Instruction -
Here are some records. Copy each one exactly.

Start of Input material

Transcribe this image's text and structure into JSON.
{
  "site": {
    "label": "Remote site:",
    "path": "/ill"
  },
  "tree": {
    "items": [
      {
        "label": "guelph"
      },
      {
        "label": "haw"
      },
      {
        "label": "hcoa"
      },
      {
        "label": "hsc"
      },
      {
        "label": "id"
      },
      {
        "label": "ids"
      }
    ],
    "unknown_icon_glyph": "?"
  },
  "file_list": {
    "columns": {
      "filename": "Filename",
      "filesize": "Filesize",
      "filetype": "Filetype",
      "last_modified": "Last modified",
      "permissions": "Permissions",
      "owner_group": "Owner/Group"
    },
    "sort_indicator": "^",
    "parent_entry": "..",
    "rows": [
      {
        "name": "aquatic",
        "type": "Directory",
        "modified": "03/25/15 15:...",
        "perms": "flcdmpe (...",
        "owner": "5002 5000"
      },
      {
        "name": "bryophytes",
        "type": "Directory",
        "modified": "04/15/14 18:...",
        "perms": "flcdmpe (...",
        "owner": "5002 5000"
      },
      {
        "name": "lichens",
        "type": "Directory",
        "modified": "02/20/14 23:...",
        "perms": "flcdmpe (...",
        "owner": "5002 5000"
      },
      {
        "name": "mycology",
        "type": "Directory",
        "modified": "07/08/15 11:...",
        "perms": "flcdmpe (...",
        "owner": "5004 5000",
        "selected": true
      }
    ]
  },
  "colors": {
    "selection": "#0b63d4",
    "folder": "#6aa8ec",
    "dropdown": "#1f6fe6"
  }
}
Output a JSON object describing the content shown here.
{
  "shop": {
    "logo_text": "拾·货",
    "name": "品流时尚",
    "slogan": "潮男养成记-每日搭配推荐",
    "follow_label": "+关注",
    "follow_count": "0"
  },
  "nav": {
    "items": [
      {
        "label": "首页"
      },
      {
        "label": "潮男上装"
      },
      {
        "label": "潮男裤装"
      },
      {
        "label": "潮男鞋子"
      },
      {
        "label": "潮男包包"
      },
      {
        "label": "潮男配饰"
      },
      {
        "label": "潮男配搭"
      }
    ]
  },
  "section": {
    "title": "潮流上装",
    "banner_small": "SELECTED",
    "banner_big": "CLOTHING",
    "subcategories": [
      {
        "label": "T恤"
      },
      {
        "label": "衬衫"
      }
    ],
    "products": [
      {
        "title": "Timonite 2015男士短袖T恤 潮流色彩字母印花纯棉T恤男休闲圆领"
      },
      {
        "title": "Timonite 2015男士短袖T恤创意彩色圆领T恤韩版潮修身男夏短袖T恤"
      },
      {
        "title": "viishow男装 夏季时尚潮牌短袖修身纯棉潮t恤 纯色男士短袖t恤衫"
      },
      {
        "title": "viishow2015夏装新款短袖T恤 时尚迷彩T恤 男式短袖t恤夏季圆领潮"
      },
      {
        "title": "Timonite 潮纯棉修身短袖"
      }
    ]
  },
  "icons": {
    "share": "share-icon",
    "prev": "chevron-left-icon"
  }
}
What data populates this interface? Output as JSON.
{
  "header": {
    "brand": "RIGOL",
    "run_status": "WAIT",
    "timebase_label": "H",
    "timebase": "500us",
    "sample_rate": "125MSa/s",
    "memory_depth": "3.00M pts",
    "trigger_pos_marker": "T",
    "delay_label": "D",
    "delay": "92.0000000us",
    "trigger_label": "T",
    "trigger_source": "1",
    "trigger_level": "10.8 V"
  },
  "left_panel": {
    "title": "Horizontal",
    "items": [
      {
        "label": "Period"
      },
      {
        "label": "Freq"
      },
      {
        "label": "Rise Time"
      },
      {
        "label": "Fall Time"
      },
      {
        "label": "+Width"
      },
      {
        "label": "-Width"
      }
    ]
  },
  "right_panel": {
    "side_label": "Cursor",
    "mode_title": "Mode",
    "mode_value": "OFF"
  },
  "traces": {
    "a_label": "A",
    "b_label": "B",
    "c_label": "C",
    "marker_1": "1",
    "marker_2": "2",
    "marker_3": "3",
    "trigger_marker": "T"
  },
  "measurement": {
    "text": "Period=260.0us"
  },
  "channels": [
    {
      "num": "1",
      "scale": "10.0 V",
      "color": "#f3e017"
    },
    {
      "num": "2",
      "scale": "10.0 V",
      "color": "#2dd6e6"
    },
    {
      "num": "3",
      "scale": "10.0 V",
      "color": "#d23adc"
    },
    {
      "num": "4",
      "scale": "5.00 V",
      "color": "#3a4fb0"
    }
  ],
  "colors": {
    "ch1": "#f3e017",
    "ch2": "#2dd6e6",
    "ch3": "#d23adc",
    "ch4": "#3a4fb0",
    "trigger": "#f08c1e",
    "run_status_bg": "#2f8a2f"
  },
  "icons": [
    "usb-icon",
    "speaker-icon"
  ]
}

End of Input material

Task result -
Transcribe this image's text and structure into JSON.
{
  "site": {
    "label": "Remote site:",
    "path": "/ill"
  },
  "tree": {
    "items": [
      {
        "label": "guelph"
      },
      {
        "label": "haw"
      },
      {
        "label": "hcoa"
      },
      {
        "label": "hsc"
      },
      {
        "label": "id"
      },
      {
        "label": "ids"
      }
    ],
    "unknown_icon_glyph": "?"
  },
  "file_list": {
    "columns": {
      "filename": "Filename",
      "filesize": "Filesize",
      "filetype": "Filetype",
      "last_modified": "Last modified",
      "permissions": "Permissions",
      "owner_group": "Owner/Group"
    },
    "sort_indicator": "^",
    "parent_entry": "..",
    "rows": [
      {
        "name": "aquatic",
        "type": "Directory",
        "modified": "03/25/15 15:...",
        "perms": "flcdmpe (...",
        "owner": "5002 5000"
      },
      {
        "name": "bryophytes",
        "type": "Directory",
        "modified": "04/15/14 18:...",
        "perms": "flcdmpe (...",
        "owner": "5002 5000"
      },
      {
        "name": "lichens",
        "type": "Directory",
        "modified": "02/20/14 23:...",
        "perms": "flcdmpe (...",
        "owner": "5002 5000"
      },
      {
        "name": "mycology",
        "type": "Directory",
        "modified": "07/08/15 11:...",
        "perms": "flcdmpe (...",
        "owner": "5004 5000",
        "selected": true
      }
    ]
  },
  "colors": {
    "selection": "#0b63d4",
    "folder": "#6aa8ec",
    "dropdown": "#1f6fe6"
  }
}
Output a JSON object describing the content shown here.
{
  "shop": {
    "logo_text": "拾·货",
    "name": "品流时尚",
    "slogan": "潮男养成记-每日搭配推荐",
    "follow_label": "+关注",
    "follow_count": "0"
  },
  "nav": {
    "items": [
      {
        "label": "首页"
      },
      {
        "label": "潮男上装"
      },
      {
        "label": "潮男裤装"
      },
      {
        "label": "潮男鞋子"
      },
      {
        "label": "潮男包包"
      },
      {
        "label": "潮男配饰"
      },
      {
        "label": "潮男配搭"
      }
    ]
  },
  "section": {
    "title": "潮流上装",
    "banner_small": "SELECTED",
    "banner_big": "CLOTHING",
    "subcategories": [
      {
        "label": "T恤"
      },
      {
        "label": "衬衫"
      }
    ],
    "products": [
      {
        "title": "Timonite 2015男士短袖T恤 潮流色彩字母印花纯棉T恤男休闲圆领"
      },
      {
        "title": "Timonite 2015男士短袖T恤创意彩色圆领T恤韩版潮修身男夏短袖T恤"
      },
      {
        "title": "viishow男装 夏季时尚潮牌短袖修身纯棉潮t恤 纯色男士短袖t恤衫"
      },
      {
        "title": "viishow2015夏装新款短袖T恤 时尚迷彩T恤 男式短袖t恤夏季圆领潮"
      },
      {
        "title": "Timonite 潮纯棉修身短袖"
      }
    ]
  },
  "icons": {
    "share": "share-icon",
    "prev": "chevron-left-icon"
  }
}
What data populates this interface? Output as JSON.
{
  "header": {
    "brand": "RIGOL",
    "run_status": "WAIT",
    "timebase_label": "H",
    "timebase": "500us",
    "sample_rate": "125MSa/s",
    "memory_depth": "3.00M pts",
    "trigger_pos_marker": "T",
    "delay_label": "D",
    "delay": "92.0000000us",
    "trigger_label": "T",
    "trigger_source": "1",
    "trigger_level": "10.8 V"
  },
  "left_panel": {
    "title": "Horizontal",
    "items": [
      {
        "label": "Period"
      },
      {
        "label": "Freq"
      },
      {
        "label": "Rise Time"
      },
      {
        "label": "Fall Time"
      },
      {
        "label": "+Width"
      },
      {
        "label": "-Width"
      }
    ]
  },
  "right_panel": {
    "side_label": "Cursor",
    "mode_title": "Mode",
    "mode_value": "OFF"
  },
  "traces": {
    "a_label": "A",
    "b_label": "B",
    "c_label": "C",
    "marker_1": "1",
    "marker_2": "2",
    "marker_3": "3",
    "trigger_marker": "T"
  },
  "measurement": {
    "text": "Period=260.0us"
  },
  "channels": [
    {
      "num": "1",
      "scale": "10.0 V",
      "color": "#f3e017"
    },
    {
      "num": "2",
      "scale": "10.0 V",
      "color": "#2dd6e6"
    },
    {
      "num": "3",
      "scale": "10.0 V",
      "color": "#d23adc"
    },
    {
      "num": "4",
      "scale": "5.00 V",
      "color": "#3a4fb0"
    }
  ],
  "colors": {
    "ch1": "#f3e017",
    "ch2": "#2dd6e6",
    "ch3": "#d23adc",
    "ch4": "#3a4fb0",
    "trigger": "#f08c1e",
    "run_status_bg": "#2f8a2f"
  },
  "icons": [
    "usb-icon",
    "speaker-icon"
  ]
}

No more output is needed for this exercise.